What is needed - Starting at the line that contains "Output the text content of this document.", quote every line through the end of the entries, word for word, skipping the pictures.

___

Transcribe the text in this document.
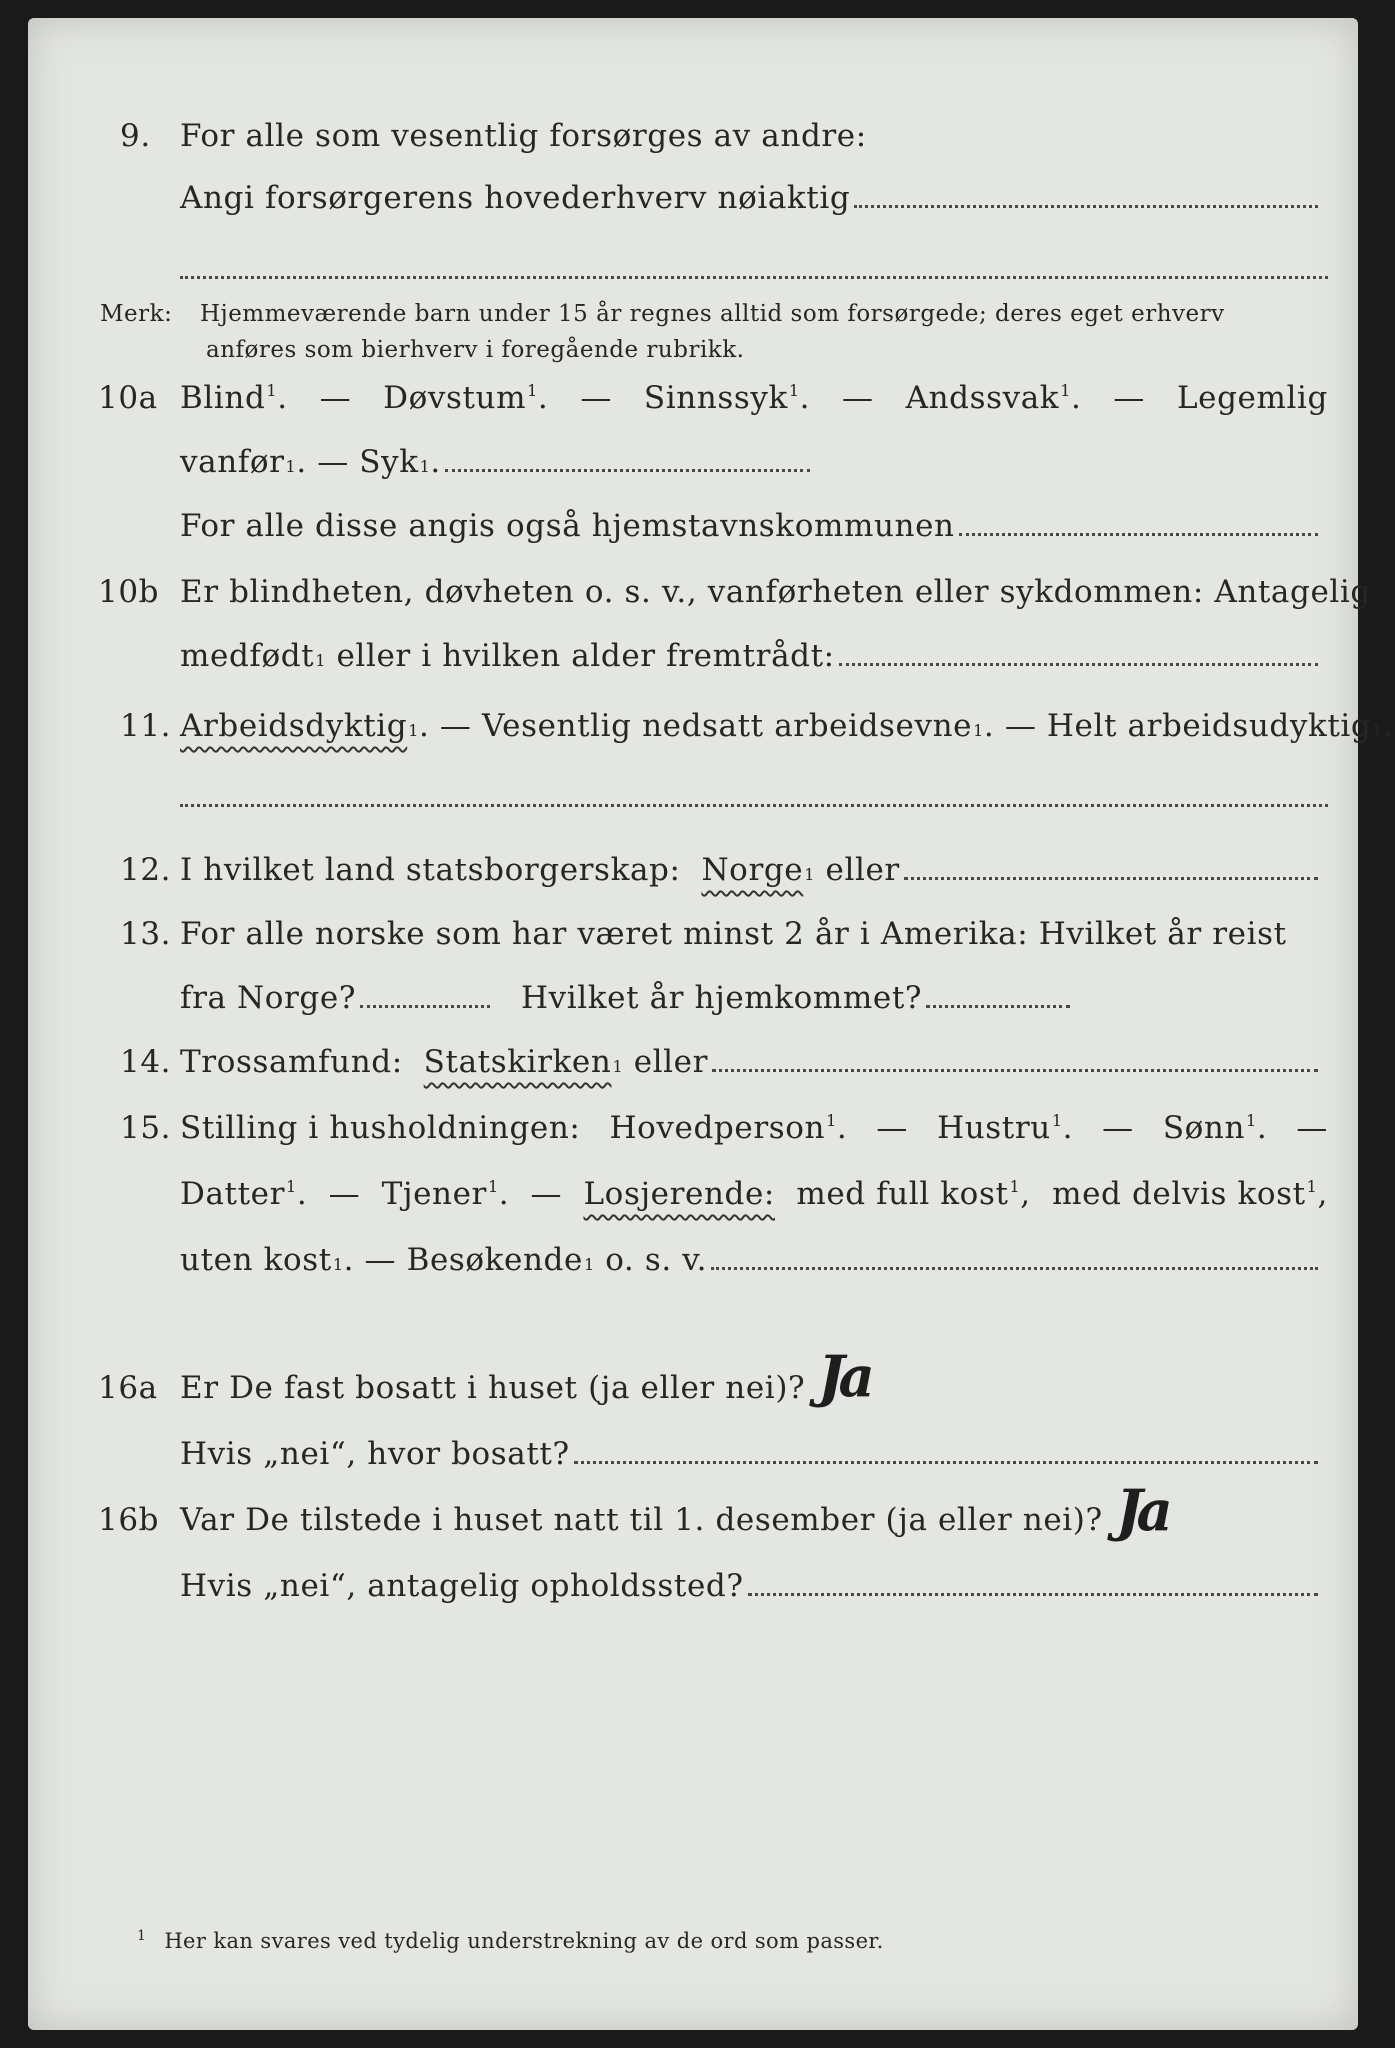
9. For alle som vesentlig forsørges av andre:
Angi forsørgerens hovederhverv nøiaktig
Merk: Hjemmeværende barn under 15 år regnes alltid som forsørgede; deres eget erhverv
anføres som bierhverv i foregående rubrikk.
10a Blind$^1$. — Døvstum$^1$. — Sinnssyk$^1$. — Andssvak$^1$. — Legemlig
vanfør 1 . — Syk 1 .
For alle disse angis også hjemstavnskommunen
10b Er blindheten, døvheten o. s. v., vanførheten eller sykdommen: Antagelig
medfødt 1
eller i hvilken alder fremtrådt:
11. Arbeidsdyktig 1 . — Vesentlig nedsatt arbeidsevne 1 . — Helt arbeidsudyktig 1 .
12. I hvilket land statsborgerskap:
Norge 1
eller
13. For alle norske som har været minst 2 år i Amerika: Hvilket år reist
fra Norge?
	Hvilket år hjemkommet?
14. Trossamfund:
Statskirken 1
eller
15. Stilling i husholdningen: Hovedperson$^1$. — Hustru$^1$. — Sønn$^1$. —
Datter$^1$. — Tjener$^1$. — Losjerende: med full kost$^1$, med delvis kost$^1$,
uten kost 1 . — Besøkende 1
o. s. v.
16a Er De fast bosatt i huset (ja eller nei)? Ja
Hvis „nei“, hvor bosatt?
16b Var De tilstede i huset natt til 1. desember (ja eller nei)? Ja
Hvis „nei“, antagelig opholdssted?
$^1$ Her kan svares ved tydelig understrekning av de ord som passer.
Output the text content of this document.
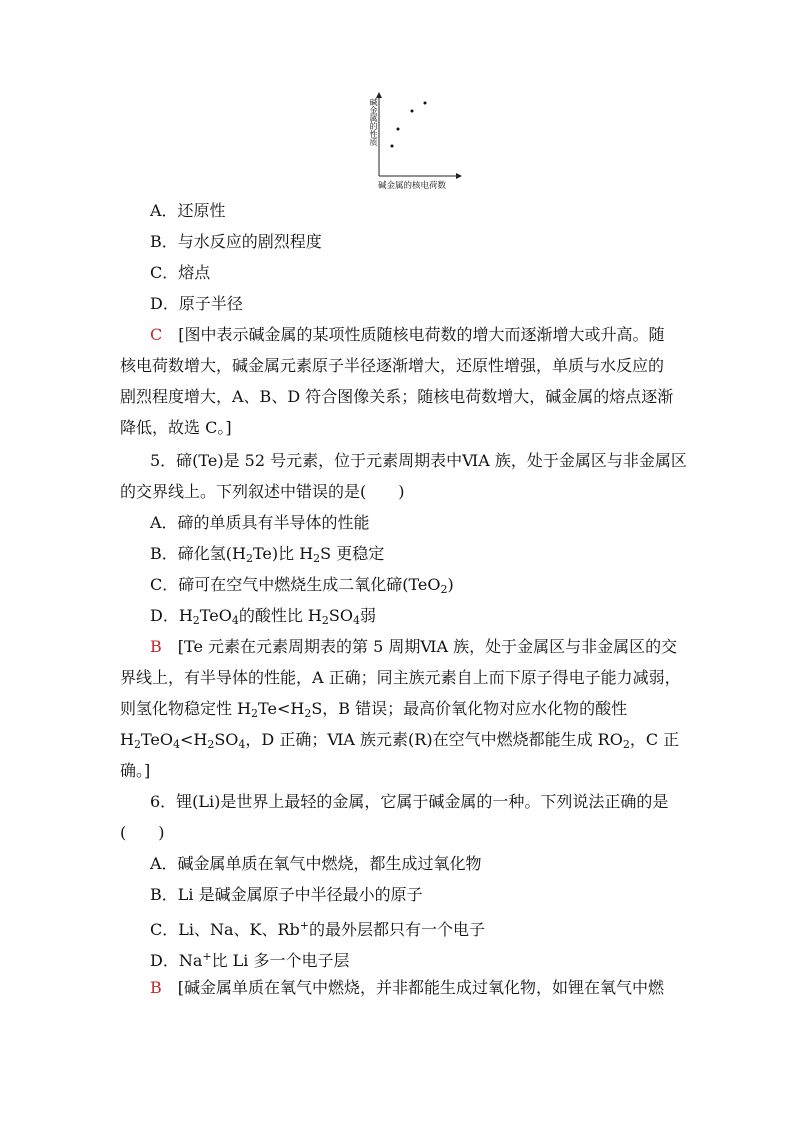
碱金属的性质
碱金属的核电荷数
A．还原性
B．与水反应的剧烈程度
C．熔点
D．原子半径
C [图中表示碱金属的某项性质随核电荷数的增大而逐渐增大或升高。随
核电荷数增大，碱金属元素原子半径逐渐增大，还原性增强，单质与水反应的
剧烈程度增大，A、B、D 符合图像关系；随核电荷数增大，碱金属的熔点逐渐
降低，故选 C。]
5．碲(Te)是 52 号元素，位于元素周期表中ⅥA 族，处于金属区与非金属区
的交界线上。下列叙述中错误的是(　　)
A．碲的单质具有半导体的性能
B．碲化氢$(H_2Te)$比 $H_2S$ 更稳定
C．碲可在空气中燃烧生成二氧化碲(TeO$_2$)
D．$H_2TeO_4$的酸性比 $H_2SO_4$弱
B [Te 元素在元素周期表的第 5 周期ⅥA 族，处于金属区与非金属区的交
界线上，有半导体的性能，A 正确；同主族元素自上而下原子得电子能力减弱，
则氢化物稳定性 $H_2Te<H_2S$，B 错误；最高价氧化物对应水化物的酸性
$H_2TeO_4<H_2SO_4$，D 正确；ⅥA 族元素(R)在空气中燃烧都能生成 $RO_2$，C 正
确。]
6．锂(Li)是世界上最轻的金属，它属于碱金属的一种。下列说法正确的是
(　　)
A．碱金属单质在氧气中燃烧，都生成过氧化物
B．Li 是碱金属原子中半径最小的原子
C．Li、Na、K、Rb+的最外层都只有一个电子
D．Na+比 Li 多一个电子层
B [碱金属单质在氧气中燃烧，并非都能生成过氧化物，如锂在氧气中燃
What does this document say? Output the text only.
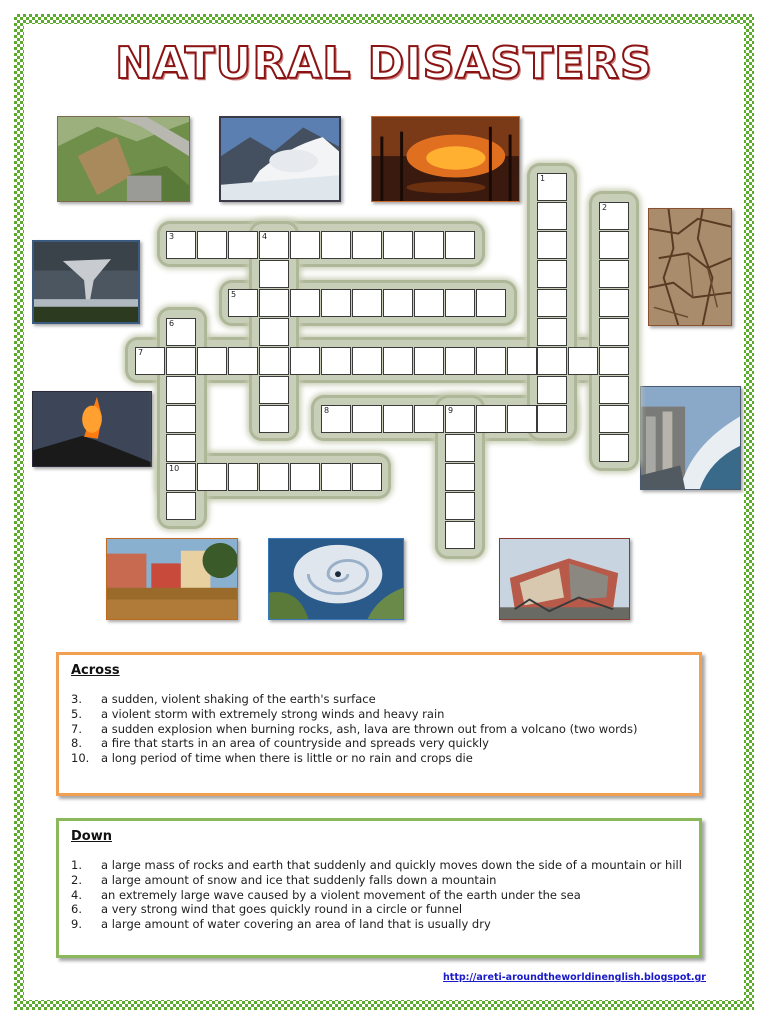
NATURAL DISASTERS
3	4
1
2
5
6
7
8	9
10
Across
3.	a sudden, violent shaking of the earth's surface
5.	a violent storm with extremely strong winds and heavy rain
7.	a sudden explosion when burning rocks, ash, lava are thrown out from a volcano (two words)
8.	a fire that starts in an area of countryside and spreads very quickly
10.	a long period of time when there is little or no rain and crops die
Down
1.	a large mass of rocks and earth that suddenly and quickly moves down the side of a mountain or hill
2.	a large amount of snow and ice that suddenly falls down a mountain
4.	an extremely large wave caused by a violent movement of the earth under the sea
6.	a very strong wind that goes quickly round in a circle or funnel
9.	a large amount of water covering an area of land that is usually dry
http://areti-aroundtheworldinenglish.blogspot.gr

___

Correct result -
Output the text content of this document.
碱金属的性质
碱金属的核电荷数
A．还原性
B．与水反应的剧烈程度
C．熔点
D．原子半径
C [图中表示碱金属的某项性质随核电荷数的增大而逐渐增大或升高。随
核电荷数增大，碱金属元素原子半径逐渐增大，还原性增强，单质与水反应的
剧烈程度增大，A、B、D 符合图像关系；随核电荷数增大，碱金属的熔点逐渐
降低，故选 C。]
5．碲(Te)是 52 号元素，位于元素周期表中ⅥA 族，处于金属区与非金属区
的交界线上。下列叙述中错误的是(　　)
A．碲的单质具有半导体的性能
B．碲化氢$(H_2Te)$比 $H_2S$ 更稳定
C．碲可在空气中燃烧生成二氧化碲(TeO$_2$)
D．$H_2TeO_4$的酸性比 $H_2SO_4$弱
B [Te 元素在元素周期表的第 5 周期ⅥA 族，处于金属区与非金属区的交
界线上，有半导体的性能，A 正确；同主族元素自上而下原子得电子能力减弱，
则氢化物稳定性 $H_2Te<H_2S$，B 错误；最高价氧化物对应水化物的酸性
$H_2TeO_4<H_2SO_4$，D 正确；ⅥA 族元素(R)在空气中燃烧都能生成 $RO_2$，C 正
确。]
6．锂(Li)是世界上最轻的金属，它属于碱金属的一种。下列说法正确的是
(　　)
A．碱金属单质在氧气中燃烧，都生成过氧化物
B．Li 是碱金属原子中半径最小的原子
C．Li、Na、K、Rb+的最外层都只有一个电子
D．Na+比 Li 多一个电子层
B [碱金属单质在氧气中燃烧，并非都能生成过氧化物，如锂在氧气中燃
What does this document say? Output the text only.
NATURAL DISASTERS
3	4
1
2
5
6
7
8	9
10
Across
3.	a sudden, violent shaking of the earth's surface
5.	a violent storm with extremely strong winds and heavy rain
7.	a sudden explosion when burning rocks, ash, lava are thrown out from a volcano (two words)
8.	a fire that starts in an area of countryside and spreads very quickly
10.	a long period of time when there is little or no rain and crops die
Down
1.	a large mass of rocks and earth that suddenly and quickly moves down the side of a mountain or hill
2.	a large amount of snow and ice that suddenly falls down a mountain
4.	an extremely large wave caused by a violent movement of the earth under the sea
6.	a very strong wind that goes quickly round in a circle or funnel
9.	a large amount of water covering an area of land that is usually dry
http://areti-aroundtheworldinenglish.blogspot.gr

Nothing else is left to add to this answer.